- EXERCISE BRIEF:
Find each line with "depend" and copy it.

- TASK MATERIAL:
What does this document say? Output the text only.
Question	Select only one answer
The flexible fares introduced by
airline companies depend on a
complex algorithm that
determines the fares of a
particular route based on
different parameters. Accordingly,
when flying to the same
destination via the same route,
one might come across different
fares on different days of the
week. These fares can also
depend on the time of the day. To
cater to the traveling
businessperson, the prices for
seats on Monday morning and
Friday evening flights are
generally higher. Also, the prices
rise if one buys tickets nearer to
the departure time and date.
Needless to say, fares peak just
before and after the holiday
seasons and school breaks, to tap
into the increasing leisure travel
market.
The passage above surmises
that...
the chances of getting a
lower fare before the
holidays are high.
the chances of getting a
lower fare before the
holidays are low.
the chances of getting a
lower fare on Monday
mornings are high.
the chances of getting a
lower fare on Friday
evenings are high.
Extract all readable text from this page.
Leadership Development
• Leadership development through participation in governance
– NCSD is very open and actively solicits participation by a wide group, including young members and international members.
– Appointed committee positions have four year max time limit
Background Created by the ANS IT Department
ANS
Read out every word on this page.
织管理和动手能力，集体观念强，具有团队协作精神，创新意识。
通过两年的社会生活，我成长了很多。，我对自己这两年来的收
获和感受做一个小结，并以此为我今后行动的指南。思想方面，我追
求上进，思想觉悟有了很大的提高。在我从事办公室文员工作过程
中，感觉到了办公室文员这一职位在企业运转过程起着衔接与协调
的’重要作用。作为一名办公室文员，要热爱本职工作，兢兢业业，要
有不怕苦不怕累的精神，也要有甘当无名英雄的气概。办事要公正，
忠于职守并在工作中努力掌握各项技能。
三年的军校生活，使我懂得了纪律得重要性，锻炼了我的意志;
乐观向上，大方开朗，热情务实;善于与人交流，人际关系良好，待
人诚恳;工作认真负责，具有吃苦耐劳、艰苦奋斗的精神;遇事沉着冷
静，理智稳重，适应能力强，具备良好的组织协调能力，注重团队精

- FINISHED EXERCISE:
airline companies depend on a
depend on the time of the day. To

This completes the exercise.